Collected data
------------------------------------------------------------------------

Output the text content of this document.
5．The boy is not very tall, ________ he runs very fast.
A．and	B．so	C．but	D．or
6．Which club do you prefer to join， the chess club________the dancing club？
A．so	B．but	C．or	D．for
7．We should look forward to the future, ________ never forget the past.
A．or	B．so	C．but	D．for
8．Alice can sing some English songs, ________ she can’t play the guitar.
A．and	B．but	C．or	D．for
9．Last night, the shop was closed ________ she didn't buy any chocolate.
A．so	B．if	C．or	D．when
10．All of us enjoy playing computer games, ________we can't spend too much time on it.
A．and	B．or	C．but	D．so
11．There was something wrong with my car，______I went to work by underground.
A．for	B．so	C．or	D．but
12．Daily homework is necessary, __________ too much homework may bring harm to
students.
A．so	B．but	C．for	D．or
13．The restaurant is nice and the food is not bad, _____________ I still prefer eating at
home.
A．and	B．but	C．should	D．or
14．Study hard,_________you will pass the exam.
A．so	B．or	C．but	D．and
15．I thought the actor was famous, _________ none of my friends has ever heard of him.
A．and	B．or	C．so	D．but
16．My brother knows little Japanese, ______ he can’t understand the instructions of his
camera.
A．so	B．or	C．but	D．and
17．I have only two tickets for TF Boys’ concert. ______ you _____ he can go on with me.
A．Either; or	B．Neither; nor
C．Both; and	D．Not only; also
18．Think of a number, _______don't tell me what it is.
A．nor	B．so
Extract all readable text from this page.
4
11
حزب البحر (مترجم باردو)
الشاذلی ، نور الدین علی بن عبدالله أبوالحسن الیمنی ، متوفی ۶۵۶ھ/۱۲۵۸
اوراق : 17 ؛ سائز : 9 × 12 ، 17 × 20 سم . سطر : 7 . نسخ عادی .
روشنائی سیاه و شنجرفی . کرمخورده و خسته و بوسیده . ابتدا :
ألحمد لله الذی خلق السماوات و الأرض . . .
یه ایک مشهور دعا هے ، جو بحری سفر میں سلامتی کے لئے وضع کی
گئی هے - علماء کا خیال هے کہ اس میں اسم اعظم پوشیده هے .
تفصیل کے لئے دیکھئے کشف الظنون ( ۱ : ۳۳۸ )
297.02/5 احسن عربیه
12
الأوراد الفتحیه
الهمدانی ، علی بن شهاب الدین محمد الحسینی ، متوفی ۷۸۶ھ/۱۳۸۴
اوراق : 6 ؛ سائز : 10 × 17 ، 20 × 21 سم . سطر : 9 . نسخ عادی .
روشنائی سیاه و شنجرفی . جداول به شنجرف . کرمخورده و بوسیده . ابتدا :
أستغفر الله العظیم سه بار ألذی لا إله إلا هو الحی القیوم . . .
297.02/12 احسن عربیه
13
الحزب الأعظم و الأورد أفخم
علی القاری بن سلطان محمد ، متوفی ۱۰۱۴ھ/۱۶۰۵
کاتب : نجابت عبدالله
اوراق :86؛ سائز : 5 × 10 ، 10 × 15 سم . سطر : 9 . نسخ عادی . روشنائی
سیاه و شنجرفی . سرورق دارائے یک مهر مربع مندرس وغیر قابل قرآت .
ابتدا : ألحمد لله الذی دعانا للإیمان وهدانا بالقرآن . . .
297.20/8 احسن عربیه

------------------------------------------------------------------------

## SET EXERCISE
Gather and copy every line of the data in which the string "متوفی" is found.

## OUTPUT
الشاذلی ، نور الدین علی بن عبدالله أبوالحسن الیمنی ، متوفی ۶۵۶ھ/۱۲۵۸
الهمدانی ، علی بن شهاب الدین محمد الحسینی ، متوفی ۷۸۶ھ/۱۳۸۴
علی القاری بن سلطان محمد ، متوفی ۱۰۱۴ھ/۱۶۰۵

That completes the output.